Records that describe figures

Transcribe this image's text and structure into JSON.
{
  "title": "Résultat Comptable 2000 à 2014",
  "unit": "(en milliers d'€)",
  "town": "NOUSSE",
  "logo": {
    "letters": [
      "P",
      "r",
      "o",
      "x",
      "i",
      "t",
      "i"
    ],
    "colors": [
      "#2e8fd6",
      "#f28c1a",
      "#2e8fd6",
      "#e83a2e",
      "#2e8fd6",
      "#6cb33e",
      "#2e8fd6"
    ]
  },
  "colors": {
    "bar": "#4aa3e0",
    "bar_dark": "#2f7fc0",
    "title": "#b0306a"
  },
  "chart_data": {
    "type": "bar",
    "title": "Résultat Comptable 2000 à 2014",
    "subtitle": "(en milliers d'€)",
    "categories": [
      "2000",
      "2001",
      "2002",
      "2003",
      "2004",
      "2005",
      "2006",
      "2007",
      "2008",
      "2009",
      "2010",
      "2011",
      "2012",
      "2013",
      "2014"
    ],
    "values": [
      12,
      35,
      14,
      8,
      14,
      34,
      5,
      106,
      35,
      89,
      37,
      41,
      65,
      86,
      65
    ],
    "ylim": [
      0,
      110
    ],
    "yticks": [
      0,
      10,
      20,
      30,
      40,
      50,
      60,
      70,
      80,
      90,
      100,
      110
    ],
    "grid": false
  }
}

Stated problem: Work out how many lines of the material above contain the word "Comptable", then give only that figure.

Solution for this problem: 2